--- START OF Materials provided ---

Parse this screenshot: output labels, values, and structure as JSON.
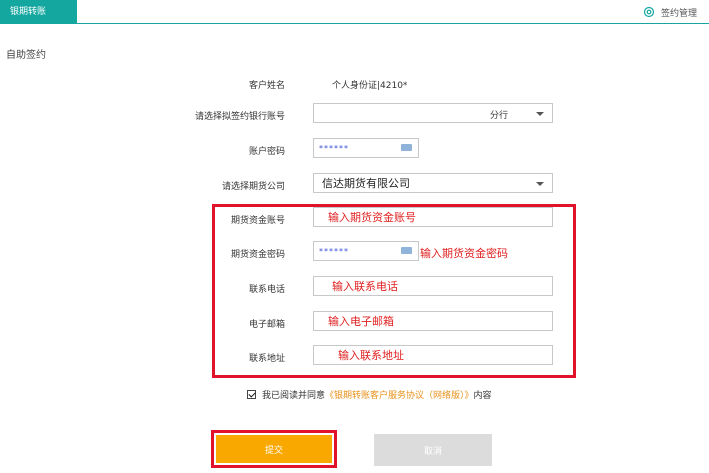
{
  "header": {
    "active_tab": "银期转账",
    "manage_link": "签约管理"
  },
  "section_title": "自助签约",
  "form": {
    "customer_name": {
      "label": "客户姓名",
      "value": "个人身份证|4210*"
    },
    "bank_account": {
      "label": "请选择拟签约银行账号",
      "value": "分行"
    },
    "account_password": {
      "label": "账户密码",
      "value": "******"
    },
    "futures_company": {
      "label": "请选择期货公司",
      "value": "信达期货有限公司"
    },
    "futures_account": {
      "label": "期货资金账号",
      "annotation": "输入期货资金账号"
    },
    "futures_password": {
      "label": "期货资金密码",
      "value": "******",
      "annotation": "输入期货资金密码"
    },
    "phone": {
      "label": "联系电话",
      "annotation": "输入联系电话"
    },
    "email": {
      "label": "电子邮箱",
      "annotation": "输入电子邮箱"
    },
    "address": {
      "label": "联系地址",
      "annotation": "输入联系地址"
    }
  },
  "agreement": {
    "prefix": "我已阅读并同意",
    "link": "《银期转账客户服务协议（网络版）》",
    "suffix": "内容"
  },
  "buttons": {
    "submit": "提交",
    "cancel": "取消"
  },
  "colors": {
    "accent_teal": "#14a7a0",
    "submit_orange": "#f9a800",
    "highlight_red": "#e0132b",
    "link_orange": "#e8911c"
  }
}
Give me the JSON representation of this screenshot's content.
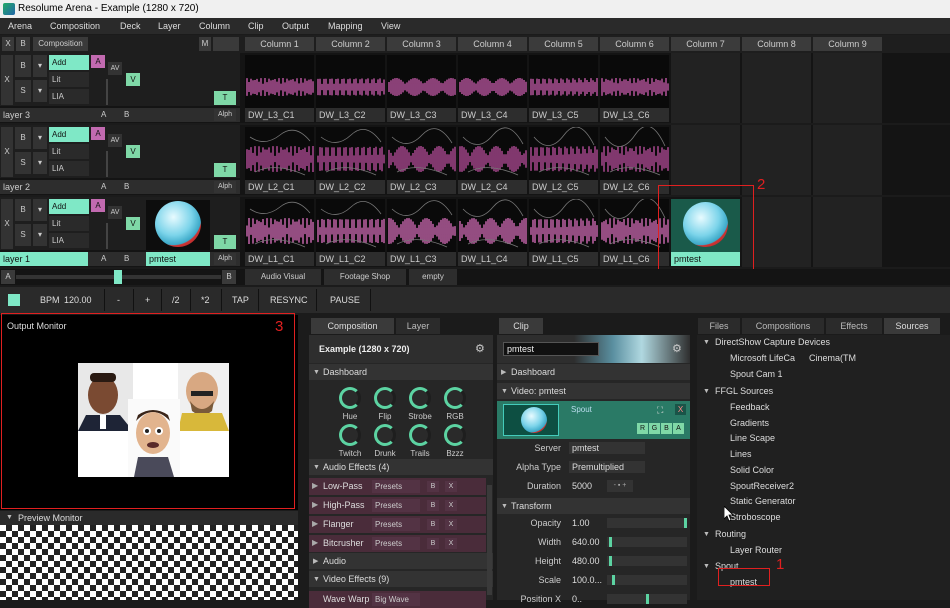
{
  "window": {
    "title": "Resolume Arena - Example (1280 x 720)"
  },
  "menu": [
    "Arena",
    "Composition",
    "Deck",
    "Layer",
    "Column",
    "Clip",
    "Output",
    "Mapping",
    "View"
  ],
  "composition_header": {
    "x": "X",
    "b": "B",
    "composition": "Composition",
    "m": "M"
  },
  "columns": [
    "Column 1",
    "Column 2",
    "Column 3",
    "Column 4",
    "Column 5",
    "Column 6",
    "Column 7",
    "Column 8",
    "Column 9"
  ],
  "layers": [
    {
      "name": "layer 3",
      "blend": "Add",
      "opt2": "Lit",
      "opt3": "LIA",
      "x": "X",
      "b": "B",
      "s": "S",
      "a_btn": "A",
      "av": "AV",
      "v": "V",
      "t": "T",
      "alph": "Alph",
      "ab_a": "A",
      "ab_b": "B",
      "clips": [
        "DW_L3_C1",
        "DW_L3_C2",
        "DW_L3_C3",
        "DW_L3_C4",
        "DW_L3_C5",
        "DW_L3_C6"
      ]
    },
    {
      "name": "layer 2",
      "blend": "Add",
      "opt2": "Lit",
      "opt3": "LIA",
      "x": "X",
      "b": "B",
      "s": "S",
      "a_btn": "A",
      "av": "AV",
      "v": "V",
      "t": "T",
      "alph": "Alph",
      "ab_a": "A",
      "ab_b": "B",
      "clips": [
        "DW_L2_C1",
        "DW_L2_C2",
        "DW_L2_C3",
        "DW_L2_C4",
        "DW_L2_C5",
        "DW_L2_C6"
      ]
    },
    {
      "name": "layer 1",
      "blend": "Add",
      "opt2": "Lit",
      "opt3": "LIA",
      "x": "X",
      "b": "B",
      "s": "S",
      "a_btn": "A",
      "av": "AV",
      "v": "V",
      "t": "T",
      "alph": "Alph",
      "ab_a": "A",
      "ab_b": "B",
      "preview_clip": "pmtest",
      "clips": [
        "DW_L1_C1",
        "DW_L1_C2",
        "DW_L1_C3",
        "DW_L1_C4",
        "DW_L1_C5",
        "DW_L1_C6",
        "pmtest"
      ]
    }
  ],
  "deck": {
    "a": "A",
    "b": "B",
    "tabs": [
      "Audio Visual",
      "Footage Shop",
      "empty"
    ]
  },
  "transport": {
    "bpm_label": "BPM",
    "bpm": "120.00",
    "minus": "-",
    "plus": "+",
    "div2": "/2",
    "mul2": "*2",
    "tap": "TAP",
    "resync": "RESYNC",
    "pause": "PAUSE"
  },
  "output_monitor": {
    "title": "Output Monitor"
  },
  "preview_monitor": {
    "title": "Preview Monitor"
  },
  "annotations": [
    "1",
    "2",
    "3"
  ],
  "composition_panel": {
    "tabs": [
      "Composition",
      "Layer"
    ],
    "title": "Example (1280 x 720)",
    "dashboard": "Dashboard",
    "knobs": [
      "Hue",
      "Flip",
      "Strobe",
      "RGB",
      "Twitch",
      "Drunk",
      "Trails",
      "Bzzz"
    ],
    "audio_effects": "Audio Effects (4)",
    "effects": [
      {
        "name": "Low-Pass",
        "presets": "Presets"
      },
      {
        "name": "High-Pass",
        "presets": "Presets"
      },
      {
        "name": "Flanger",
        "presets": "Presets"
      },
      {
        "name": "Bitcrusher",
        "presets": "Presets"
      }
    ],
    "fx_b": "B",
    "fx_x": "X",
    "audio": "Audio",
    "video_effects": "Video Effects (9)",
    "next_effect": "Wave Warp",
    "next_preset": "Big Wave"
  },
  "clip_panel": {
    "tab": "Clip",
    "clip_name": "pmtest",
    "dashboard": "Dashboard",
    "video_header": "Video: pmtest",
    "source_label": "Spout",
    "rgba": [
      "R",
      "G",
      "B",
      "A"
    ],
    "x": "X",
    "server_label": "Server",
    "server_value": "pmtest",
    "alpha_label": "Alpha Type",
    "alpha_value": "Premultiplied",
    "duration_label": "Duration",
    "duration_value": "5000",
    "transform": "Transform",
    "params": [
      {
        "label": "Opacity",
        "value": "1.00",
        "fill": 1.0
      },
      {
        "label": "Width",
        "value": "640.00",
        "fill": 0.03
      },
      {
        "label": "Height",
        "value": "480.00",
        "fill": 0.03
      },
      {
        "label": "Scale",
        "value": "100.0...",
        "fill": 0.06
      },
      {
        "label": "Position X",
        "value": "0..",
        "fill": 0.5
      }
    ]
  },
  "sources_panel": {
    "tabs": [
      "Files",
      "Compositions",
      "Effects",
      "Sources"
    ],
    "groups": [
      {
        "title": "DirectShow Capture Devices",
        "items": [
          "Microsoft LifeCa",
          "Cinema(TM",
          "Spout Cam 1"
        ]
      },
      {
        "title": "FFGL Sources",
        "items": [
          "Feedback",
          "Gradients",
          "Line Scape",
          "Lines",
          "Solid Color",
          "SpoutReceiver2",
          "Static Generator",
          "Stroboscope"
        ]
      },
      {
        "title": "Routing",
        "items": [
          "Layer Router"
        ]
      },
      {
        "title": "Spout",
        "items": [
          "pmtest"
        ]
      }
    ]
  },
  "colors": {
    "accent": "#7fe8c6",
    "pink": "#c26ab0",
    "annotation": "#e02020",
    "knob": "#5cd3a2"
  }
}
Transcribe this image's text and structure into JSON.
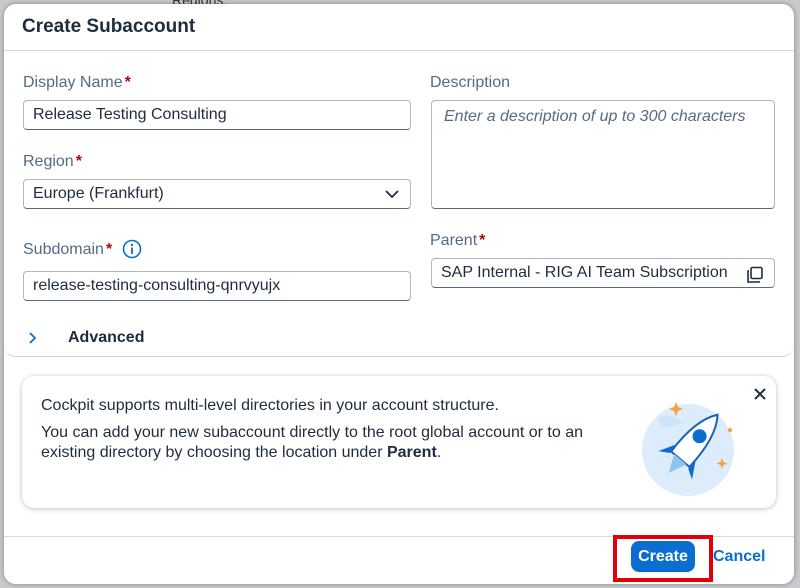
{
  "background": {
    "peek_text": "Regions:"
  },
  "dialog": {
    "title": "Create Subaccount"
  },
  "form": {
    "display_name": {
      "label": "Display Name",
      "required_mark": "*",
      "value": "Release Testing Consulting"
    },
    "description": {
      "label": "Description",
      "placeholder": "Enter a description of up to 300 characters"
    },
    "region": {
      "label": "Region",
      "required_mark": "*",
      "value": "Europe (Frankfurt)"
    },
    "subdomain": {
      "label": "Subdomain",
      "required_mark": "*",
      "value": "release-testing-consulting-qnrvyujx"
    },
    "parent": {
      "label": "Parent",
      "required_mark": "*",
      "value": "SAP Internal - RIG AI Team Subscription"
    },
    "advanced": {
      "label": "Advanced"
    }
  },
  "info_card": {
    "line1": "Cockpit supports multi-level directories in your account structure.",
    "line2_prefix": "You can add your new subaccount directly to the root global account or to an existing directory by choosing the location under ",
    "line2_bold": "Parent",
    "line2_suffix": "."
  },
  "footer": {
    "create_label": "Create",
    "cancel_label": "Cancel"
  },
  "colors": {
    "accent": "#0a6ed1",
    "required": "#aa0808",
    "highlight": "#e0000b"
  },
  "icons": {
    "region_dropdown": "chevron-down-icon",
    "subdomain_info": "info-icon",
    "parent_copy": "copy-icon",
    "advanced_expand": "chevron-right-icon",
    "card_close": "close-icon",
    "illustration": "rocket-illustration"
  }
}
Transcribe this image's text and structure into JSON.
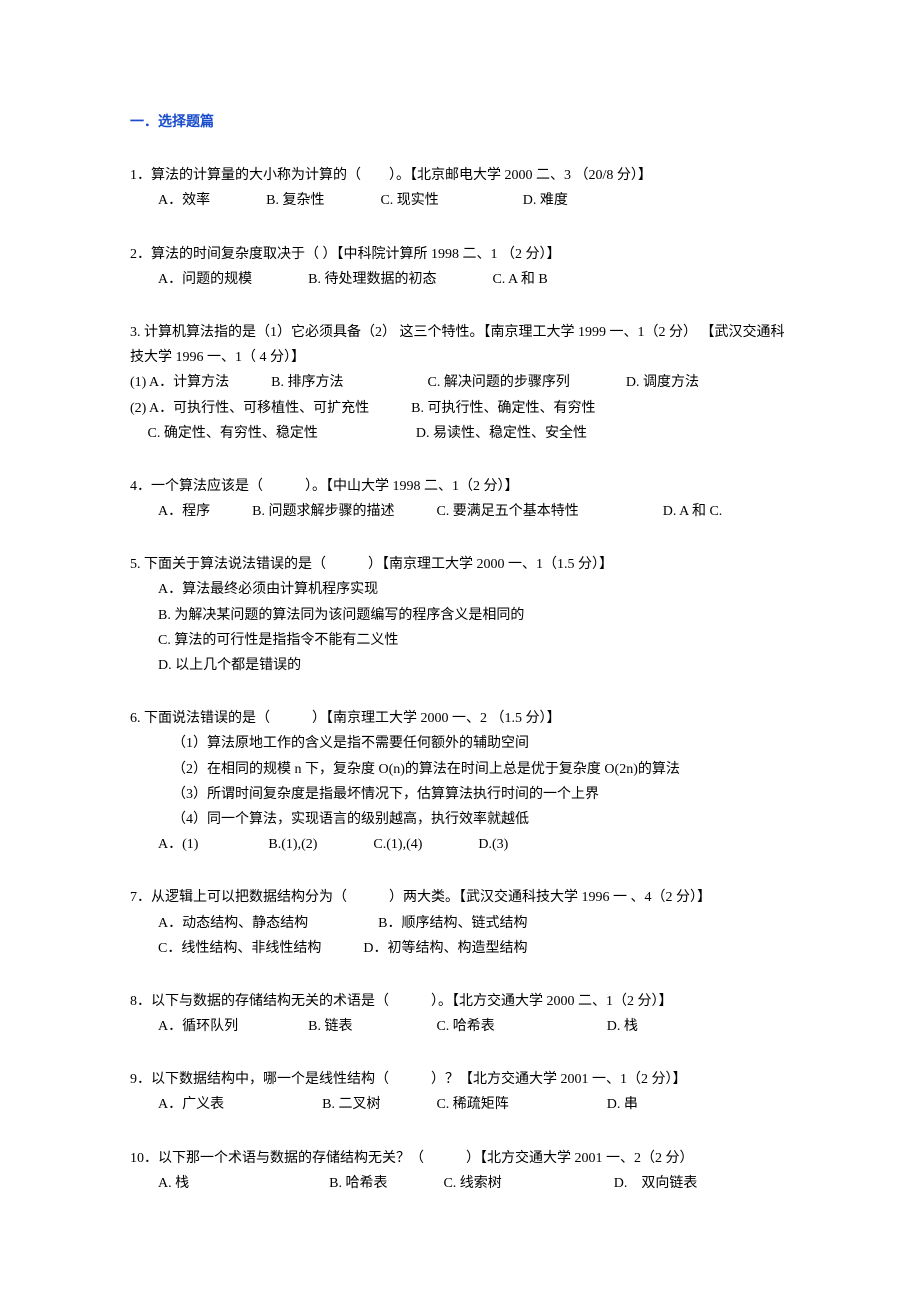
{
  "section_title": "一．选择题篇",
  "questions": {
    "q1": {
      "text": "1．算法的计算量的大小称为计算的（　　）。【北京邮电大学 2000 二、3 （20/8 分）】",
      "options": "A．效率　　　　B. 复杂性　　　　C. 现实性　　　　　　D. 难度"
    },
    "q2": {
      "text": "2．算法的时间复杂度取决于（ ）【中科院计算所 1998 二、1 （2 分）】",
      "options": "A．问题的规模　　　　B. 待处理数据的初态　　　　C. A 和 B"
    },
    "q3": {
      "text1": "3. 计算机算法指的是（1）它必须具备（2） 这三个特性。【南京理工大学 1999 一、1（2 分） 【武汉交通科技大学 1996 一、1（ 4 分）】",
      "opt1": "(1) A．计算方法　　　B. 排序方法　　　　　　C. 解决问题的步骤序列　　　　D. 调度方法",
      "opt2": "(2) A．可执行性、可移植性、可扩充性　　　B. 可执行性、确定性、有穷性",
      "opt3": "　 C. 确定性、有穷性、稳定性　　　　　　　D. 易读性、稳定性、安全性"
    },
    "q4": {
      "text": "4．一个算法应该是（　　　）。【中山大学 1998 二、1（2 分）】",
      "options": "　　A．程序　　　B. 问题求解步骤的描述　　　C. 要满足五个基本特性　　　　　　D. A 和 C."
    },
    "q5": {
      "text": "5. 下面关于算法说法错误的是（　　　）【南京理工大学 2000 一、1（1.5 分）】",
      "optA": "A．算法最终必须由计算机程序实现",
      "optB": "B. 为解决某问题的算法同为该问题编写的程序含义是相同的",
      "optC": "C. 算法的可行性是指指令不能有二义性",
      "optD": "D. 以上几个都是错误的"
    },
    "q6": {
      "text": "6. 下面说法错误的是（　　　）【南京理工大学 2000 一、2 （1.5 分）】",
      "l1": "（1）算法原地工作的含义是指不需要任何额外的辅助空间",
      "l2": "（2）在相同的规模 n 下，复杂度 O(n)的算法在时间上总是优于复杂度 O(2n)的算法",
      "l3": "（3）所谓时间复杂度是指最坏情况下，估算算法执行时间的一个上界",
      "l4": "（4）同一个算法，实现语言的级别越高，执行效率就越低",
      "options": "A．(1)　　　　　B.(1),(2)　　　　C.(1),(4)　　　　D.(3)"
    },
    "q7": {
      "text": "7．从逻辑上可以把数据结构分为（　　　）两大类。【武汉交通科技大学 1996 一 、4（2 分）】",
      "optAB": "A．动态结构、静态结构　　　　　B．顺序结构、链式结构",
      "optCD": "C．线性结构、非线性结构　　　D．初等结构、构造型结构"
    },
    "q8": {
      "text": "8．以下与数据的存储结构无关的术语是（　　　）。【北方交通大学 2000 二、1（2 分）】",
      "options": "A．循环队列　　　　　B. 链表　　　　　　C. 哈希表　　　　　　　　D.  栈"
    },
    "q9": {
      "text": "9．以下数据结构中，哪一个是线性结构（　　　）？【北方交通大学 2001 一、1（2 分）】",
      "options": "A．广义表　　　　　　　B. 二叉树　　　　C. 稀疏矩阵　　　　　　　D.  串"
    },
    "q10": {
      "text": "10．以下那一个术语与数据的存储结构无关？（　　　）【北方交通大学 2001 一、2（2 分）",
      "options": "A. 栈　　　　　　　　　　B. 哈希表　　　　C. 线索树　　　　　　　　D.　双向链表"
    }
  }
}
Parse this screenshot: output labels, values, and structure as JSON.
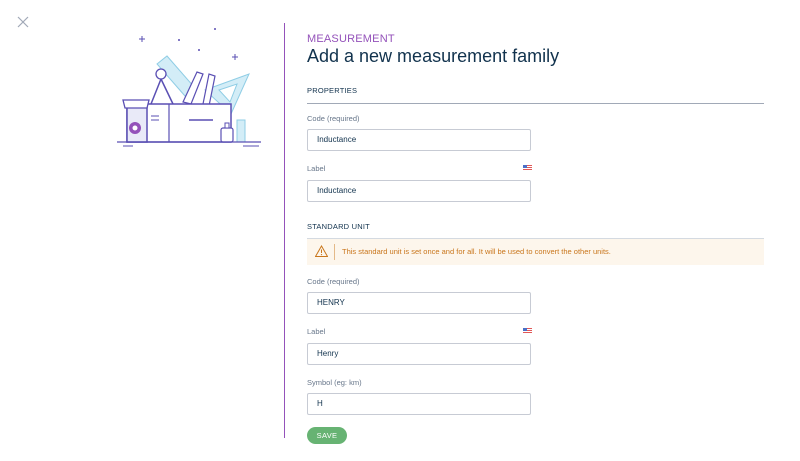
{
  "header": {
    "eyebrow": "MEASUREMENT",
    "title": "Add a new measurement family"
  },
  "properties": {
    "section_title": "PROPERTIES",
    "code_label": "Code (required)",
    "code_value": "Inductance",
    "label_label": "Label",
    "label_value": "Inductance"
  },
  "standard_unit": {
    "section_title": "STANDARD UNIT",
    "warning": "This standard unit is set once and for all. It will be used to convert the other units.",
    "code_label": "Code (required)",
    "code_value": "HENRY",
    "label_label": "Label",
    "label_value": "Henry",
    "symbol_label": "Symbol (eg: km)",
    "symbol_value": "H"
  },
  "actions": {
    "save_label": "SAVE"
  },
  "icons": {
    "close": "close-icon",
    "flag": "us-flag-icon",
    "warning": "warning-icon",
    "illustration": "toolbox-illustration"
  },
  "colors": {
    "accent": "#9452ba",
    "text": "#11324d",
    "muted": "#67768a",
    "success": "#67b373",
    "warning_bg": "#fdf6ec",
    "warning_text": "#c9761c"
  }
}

--- END OF Materials provided ---

Of the lines in the data, how many hold the string "close"? State the number, nothing else.

2